• EXERCISE AIM
Print, exactly and completely, every entry in the data.
*** MATERIAL FOR THIS EXERCISE
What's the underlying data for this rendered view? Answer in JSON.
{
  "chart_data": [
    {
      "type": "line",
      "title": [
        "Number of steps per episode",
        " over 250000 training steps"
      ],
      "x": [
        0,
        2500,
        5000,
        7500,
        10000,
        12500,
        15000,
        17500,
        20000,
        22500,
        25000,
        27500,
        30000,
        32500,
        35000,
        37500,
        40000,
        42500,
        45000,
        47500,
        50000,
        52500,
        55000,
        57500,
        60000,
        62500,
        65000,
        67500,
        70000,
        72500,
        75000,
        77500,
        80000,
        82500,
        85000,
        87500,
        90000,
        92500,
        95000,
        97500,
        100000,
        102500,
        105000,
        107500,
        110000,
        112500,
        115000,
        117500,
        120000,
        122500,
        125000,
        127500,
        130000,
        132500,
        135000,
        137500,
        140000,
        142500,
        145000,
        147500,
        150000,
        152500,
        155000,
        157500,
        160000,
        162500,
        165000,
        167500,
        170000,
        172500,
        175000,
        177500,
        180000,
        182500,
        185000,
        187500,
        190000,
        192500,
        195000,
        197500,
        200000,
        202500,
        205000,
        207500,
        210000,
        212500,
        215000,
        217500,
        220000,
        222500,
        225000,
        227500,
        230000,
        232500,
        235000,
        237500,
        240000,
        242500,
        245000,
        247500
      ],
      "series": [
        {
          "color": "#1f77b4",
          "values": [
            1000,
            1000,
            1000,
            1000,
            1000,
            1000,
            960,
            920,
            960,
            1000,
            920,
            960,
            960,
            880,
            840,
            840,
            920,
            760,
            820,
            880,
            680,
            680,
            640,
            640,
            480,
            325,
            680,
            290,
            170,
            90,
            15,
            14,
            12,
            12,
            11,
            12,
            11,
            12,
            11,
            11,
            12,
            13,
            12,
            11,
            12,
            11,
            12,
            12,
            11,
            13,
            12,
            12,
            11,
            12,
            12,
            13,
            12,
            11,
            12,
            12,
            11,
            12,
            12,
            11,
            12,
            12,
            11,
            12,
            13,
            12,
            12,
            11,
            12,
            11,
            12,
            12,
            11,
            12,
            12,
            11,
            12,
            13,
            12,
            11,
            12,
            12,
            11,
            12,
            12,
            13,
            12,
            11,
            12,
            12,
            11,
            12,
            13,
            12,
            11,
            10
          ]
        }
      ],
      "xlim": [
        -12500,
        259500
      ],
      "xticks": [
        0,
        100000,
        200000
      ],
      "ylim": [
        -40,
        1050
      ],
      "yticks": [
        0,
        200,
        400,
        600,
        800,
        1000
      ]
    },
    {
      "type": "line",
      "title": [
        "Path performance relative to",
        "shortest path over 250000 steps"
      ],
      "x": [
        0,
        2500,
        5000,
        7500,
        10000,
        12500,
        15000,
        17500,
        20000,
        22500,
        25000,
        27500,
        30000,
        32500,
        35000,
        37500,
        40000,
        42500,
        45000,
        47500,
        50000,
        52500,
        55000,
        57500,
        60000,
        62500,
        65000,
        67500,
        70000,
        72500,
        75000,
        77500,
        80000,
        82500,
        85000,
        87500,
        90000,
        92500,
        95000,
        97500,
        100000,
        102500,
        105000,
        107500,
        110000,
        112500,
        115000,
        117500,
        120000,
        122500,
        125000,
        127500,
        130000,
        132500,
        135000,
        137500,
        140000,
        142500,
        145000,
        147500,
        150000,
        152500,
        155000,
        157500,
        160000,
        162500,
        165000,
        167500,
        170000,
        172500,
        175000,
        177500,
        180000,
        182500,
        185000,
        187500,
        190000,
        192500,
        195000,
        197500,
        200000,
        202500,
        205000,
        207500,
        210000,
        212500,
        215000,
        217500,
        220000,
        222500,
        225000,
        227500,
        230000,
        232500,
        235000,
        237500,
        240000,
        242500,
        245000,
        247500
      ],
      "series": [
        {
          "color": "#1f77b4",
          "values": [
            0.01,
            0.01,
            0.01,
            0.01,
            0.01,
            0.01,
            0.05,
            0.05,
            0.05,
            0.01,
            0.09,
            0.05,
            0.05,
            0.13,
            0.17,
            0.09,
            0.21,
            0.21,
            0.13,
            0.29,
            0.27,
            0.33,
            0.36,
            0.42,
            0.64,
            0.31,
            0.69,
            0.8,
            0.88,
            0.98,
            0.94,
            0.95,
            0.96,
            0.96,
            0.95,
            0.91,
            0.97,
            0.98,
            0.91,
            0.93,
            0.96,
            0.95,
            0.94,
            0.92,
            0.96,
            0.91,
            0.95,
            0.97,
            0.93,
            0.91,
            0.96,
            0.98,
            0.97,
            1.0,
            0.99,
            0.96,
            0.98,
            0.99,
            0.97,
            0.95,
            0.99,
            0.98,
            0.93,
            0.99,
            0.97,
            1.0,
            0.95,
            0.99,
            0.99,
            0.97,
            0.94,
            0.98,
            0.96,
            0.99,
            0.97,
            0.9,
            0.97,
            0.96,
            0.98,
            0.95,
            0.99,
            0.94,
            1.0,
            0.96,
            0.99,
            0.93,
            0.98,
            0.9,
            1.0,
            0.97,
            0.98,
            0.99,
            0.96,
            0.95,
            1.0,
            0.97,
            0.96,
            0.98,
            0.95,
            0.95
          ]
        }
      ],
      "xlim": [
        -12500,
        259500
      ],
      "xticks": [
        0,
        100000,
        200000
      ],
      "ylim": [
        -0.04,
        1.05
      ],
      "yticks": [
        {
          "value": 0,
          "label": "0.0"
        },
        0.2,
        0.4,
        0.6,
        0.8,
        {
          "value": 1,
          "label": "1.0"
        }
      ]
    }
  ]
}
******
• WRITTEN SOLUTION
What's the underlying data for this rendered view? Answer in JSON.
{
  "chart_data": [
    {
      "type": "line",
      "title": [
        "Number of steps per episode",
        " over 250000 training steps"
      ],
      "x": [
        0,
        2500,
        5000,
        7500,
        10000,
        12500,
        15000,
        17500,
        20000,
        22500,
        25000,
        27500,
        30000,
        32500,
        35000,
        37500,
        40000,
        42500,
        45000,
        47500,
        50000,
        52500,
        55000,
        57500,
        60000,
        62500,
        65000,
        67500,
        70000,
        72500,
        75000,
        77500,
        80000,
        82500,
        85000,
        87500,
        90000,
        92500,
        95000,
        97500,
        100000,
        102500,
        105000,
        107500,
        110000,
        112500,
        115000,
        117500,
        120000,
        122500,
        125000,
        127500,
        130000,
        132500,
        135000,
        137500,
        140000,
        142500,
        145000,
        147500,
        150000,
        152500,
        155000,
        157500,
        160000,
        162500,
        165000,
        167500,
        170000,
        172500,
        175000,
        177500,
        180000,
        182500,
        185000,
        187500,
        190000,
        192500,
        195000,
        197500,
        200000,
        202500,
        205000,
        207500,
        210000,
        212500,
        215000,
        217500,
        220000,
        222500,
        225000,
        227500,
        230000,
        232500,
        235000,
        237500,
        240000,
        242500,
        245000,
        247500
      ],
      "series": [
        {
          "color": "#1f77b4",
          "values": [
            1000,
            1000,
            1000,
            1000,
            1000,
            1000,
            960,
            920,
            960,
            1000,
            920,
            960,
            960,
            880,
            840,
            840,
            920,
            760,
            820,
            880,
            680,
            680,
            640,
            640,
            480,
            325,
            680,
            290,
            170,
            90,
            15,
            14,
            12,
            12,
            11,
            12,
            11,
            12,
            11,
            11,
            12,
            13,
            12,
            11,
            12,
            11,
            12,
            12,
            11,
            13,
            12,
            12,
            11,
            12,
            12,
            13,
            12,
            11,
            12,
            12,
            11,
            12,
            12,
            11,
            12,
            12,
            11,
            12,
            13,
            12,
            12,
            11,
            12,
            11,
            12,
            12,
            11,
            12,
            12,
            11,
            12,
            13,
            12,
            11,
            12,
            12,
            11,
            12,
            12,
            13,
            12,
            11,
            12,
            12,
            11,
            12,
            13,
            12,
            11,
            10
          ]
        }
      ],
      "xlim": [
        -12500,
        259500
      ],
      "xticks": [
        0,
        100000,
        200000
      ],
      "ylim": [
        -40,
        1050
      ],
      "yticks": [
        0,
        200,
        400,
        600,
        800,
        1000
      ]
    },
    {
      "type": "line",
      "title": [
        "Path performance relative to",
        "shortest path over 250000 steps"
      ],
      "x": [
        0,
        2500,
        5000,
        7500,
        10000,
        12500,
        15000,
        17500,
        20000,
        22500,
        25000,
        27500,
        30000,
        32500,
        35000,
        37500,
        40000,
        42500,
        45000,
        47500,
        50000,
        52500,
        55000,
        57500,
        60000,
        62500,
        65000,
        67500,
        70000,
        72500,
        75000,
        77500,
        80000,
        82500,
        85000,
        87500,
        90000,
        92500,
        95000,
        97500,
        100000,
        102500,
        105000,
        107500,
        110000,
        112500,
        115000,
        117500,
        120000,
        122500,
        125000,
        127500,
        130000,
        132500,
        135000,
        137500,
        140000,
        142500,
        145000,
        147500,
        150000,
        152500,
        155000,
        157500,
        160000,
        162500,
        165000,
        167500,
        170000,
        172500,
        175000,
        177500,
        180000,
        182500,
        185000,
        187500,
        190000,
        192500,
        195000,
        197500,
        200000,
        202500,
        205000,
        207500,
        210000,
        212500,
        215000,
        217500,
        220000,
        222500,
        225000,
        227500,
        230000,
        232500,
        235000,
        237500,
        240000,
        242500,
        245000,
        247500
      ],
      "series": [
        {
          "color": "#1f77b4",
          "values": [
            0.01,
            0.01,
            0.01,
            0.01,
            0.01,
            0.01,
            0.05,
            0.05,
            0.05,
            0.01,
            0.09,
            0.05,
            0.05,
            0.13,
            0.17,
            0.09,
            0.21,
            0.21,
            0.13,
            0.29,
            0.27,
            0.33,
            0.36,
            0.42,
            0.64,
            0.31,
            0.69,
            0.8,
            0.88,
            0.98,
            0.94,
            0.95,
            0.96,
            0.96,
            0.95,
            0.91,
            0.97,
            0.98,
            0.91,
            0.93,
            0.96,
            0.95,
            0.94,
            0.92,
            0.96,
            0.91,
            0.95,
            0.97,
            0.93,
            0.91,
            0.96,
            0.98,
            0.97,
            1.0,
            0.99,
            0.96,
            0.98,
            0.99,
            0.97,
            0.95,
            0.99,
            0.98,
            0.93,
            0.99,
            0.97,
            1.0,
            0.95,
            0.99,
            0.99,
            0.97,
            0.94,
            0.98,
            0.96,
            0.99,
            0.97,
            0.9,
            0.97,
            0.96,
            0.98,
            0.95,
            0.99,
            0.94,
            1.0,
            0.96,
            0.99,
            0.93,
            0.98,
            0.9,
            1.0,
            0.97,
            0.98,
            0.99,
            0.96,
            0.95,
            1.0,
            0.97,
            0.96,
            0.98,
            0.95,
            0.95
          ]
        }
      ],
      "xlim": [
        -12500,
        259500
      ],
      "xticks": [
        0,
        100000,
        200000
      ],
      "ylim": [
        -0.04,
        1.05
      ],
      "yticks": [
        {
          "value": 0,
          "label": "0.0"
        },
        0.2,
        0.4,
        0.6,
        0.8,
        {
          "value": 1,
          "label": "1.0"
        }
      ]
    }
  ]
}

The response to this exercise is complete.